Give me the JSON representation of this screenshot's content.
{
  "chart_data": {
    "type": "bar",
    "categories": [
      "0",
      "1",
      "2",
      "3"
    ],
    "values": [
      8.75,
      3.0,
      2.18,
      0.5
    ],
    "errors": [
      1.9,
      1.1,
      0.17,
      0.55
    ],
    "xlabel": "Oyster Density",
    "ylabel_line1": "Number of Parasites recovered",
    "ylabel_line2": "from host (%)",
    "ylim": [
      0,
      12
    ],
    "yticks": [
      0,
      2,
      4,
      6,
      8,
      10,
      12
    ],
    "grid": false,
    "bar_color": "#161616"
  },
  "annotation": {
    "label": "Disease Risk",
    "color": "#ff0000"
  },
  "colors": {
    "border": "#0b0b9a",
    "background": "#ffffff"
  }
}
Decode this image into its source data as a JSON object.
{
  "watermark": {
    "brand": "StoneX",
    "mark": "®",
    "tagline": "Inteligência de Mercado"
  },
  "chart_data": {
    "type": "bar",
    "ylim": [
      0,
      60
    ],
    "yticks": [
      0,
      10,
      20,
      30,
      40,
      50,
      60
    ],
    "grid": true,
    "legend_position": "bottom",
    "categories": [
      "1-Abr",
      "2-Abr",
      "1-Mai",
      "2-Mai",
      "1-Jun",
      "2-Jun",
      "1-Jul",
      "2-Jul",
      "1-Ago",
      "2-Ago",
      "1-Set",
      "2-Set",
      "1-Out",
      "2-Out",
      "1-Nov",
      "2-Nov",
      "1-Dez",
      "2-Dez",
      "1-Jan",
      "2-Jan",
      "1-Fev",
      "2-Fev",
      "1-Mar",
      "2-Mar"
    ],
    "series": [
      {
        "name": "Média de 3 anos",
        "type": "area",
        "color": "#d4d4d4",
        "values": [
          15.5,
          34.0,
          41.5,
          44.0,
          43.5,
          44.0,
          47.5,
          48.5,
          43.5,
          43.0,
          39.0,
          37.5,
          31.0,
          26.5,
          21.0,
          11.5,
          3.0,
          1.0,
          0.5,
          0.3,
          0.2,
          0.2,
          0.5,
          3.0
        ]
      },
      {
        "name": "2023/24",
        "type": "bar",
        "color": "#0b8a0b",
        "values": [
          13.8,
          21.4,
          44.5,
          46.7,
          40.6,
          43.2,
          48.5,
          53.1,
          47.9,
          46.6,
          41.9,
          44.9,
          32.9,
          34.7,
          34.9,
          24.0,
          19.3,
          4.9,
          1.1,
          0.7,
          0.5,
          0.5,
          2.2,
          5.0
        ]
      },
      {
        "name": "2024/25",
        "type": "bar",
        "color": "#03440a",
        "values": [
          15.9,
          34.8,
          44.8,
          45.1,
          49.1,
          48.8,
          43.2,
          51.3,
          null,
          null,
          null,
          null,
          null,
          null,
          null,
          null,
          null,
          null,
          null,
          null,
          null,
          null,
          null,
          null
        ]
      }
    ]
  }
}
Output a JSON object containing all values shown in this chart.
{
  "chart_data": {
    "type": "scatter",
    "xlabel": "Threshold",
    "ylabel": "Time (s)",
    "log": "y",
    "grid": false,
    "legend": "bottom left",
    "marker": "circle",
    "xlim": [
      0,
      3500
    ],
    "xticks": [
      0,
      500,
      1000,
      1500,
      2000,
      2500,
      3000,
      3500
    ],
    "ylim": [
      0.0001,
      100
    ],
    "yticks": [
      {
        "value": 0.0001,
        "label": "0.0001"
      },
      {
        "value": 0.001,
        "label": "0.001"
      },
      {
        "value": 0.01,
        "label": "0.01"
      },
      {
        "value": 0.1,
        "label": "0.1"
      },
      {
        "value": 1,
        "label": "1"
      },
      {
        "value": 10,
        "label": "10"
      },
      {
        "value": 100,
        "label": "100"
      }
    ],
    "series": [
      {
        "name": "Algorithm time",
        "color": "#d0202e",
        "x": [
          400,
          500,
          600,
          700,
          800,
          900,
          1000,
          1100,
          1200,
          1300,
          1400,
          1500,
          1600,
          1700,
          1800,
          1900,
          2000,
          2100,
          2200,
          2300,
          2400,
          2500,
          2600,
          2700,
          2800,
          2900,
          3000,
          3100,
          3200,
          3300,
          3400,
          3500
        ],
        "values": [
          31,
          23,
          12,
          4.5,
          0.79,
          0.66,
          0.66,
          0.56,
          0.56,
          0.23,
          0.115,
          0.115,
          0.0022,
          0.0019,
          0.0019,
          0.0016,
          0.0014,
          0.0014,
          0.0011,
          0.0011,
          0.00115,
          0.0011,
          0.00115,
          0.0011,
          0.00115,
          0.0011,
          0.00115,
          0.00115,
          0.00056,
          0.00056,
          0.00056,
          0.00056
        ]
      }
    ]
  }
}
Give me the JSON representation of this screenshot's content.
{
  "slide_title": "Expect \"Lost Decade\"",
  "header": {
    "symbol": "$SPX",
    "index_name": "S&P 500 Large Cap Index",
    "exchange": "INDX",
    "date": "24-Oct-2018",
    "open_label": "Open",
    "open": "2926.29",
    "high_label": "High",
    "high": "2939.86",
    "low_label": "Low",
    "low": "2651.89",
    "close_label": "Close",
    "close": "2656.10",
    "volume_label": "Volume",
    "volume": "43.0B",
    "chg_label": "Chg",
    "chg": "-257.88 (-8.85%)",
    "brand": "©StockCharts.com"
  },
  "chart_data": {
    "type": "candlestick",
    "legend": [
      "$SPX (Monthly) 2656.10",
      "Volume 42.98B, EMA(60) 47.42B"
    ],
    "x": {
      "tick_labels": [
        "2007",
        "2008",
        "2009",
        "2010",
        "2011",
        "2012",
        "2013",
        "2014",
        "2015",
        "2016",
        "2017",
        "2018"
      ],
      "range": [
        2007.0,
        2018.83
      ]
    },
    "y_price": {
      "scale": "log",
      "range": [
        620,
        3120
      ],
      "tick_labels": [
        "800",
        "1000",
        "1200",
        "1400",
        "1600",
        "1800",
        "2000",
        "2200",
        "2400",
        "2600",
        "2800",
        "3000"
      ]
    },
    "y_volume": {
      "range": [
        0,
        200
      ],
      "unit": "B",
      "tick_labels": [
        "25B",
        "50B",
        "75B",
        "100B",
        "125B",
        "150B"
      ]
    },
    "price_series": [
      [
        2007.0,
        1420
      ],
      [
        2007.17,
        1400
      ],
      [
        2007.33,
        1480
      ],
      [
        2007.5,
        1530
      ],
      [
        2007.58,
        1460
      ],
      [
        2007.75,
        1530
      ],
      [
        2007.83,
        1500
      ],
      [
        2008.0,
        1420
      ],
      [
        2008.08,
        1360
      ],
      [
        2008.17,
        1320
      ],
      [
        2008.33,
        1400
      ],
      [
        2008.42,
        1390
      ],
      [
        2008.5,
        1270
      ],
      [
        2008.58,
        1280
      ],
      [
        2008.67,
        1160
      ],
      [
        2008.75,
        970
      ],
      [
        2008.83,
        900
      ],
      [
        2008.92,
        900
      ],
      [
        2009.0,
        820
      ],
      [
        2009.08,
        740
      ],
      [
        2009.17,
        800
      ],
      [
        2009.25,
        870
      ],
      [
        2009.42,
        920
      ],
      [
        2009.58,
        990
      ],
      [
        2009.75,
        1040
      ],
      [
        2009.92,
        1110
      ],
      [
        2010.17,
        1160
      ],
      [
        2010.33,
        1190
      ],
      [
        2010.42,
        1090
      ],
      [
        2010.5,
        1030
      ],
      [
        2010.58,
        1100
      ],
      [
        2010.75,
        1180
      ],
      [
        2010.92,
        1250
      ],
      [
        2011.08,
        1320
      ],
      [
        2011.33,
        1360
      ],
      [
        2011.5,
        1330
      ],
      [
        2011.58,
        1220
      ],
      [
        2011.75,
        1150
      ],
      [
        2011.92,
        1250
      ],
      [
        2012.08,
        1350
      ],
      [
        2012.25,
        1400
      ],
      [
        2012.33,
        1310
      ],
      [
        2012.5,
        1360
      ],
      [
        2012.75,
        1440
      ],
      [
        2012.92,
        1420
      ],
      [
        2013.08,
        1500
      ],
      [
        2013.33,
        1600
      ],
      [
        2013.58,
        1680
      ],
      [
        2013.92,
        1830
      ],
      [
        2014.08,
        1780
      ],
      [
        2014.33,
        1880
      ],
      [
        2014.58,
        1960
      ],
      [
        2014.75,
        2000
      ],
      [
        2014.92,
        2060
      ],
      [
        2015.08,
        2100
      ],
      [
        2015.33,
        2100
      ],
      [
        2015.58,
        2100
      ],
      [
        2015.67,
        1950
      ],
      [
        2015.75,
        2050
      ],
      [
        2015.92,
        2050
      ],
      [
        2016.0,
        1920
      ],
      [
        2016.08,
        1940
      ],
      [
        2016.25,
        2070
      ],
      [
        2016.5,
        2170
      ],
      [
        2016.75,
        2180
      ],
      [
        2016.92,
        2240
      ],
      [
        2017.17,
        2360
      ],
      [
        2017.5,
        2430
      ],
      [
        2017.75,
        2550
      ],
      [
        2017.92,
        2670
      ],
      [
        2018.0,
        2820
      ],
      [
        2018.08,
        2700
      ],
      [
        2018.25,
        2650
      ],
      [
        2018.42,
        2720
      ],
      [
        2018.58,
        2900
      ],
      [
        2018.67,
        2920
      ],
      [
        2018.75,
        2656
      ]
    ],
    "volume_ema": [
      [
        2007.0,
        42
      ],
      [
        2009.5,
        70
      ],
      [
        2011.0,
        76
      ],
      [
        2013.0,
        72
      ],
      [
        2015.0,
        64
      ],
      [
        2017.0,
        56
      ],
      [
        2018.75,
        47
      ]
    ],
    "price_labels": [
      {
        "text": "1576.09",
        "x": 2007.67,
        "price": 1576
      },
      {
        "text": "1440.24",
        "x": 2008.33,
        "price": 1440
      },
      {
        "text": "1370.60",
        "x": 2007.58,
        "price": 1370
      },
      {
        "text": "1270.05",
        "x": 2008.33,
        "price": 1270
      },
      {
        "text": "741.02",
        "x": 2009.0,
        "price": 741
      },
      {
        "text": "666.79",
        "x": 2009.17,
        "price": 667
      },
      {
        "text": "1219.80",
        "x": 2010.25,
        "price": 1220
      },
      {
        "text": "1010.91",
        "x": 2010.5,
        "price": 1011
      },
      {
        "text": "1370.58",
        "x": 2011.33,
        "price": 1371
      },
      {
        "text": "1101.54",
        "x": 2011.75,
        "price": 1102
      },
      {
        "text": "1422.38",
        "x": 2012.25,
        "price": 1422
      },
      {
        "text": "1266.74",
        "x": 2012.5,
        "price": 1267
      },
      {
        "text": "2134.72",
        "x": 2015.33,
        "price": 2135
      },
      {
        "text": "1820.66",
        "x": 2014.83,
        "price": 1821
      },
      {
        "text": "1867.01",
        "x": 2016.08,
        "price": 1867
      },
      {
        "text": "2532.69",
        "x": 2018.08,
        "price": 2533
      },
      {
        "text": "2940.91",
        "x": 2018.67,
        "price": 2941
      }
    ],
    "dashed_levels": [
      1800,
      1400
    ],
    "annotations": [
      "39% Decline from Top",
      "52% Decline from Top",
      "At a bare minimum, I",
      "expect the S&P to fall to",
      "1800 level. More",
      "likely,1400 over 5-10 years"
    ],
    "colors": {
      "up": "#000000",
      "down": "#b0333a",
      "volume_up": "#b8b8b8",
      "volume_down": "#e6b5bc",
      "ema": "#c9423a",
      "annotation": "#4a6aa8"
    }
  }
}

What the task requires
Find the lines containing "this" and list every one of them.

Answer
Give me the JSON representation of this screenshot's content.
Decode this image into its source data as a JSON object.
Output a JSON object containing all values shown in this chart.
Give me the JSON representation of this screenshot's content.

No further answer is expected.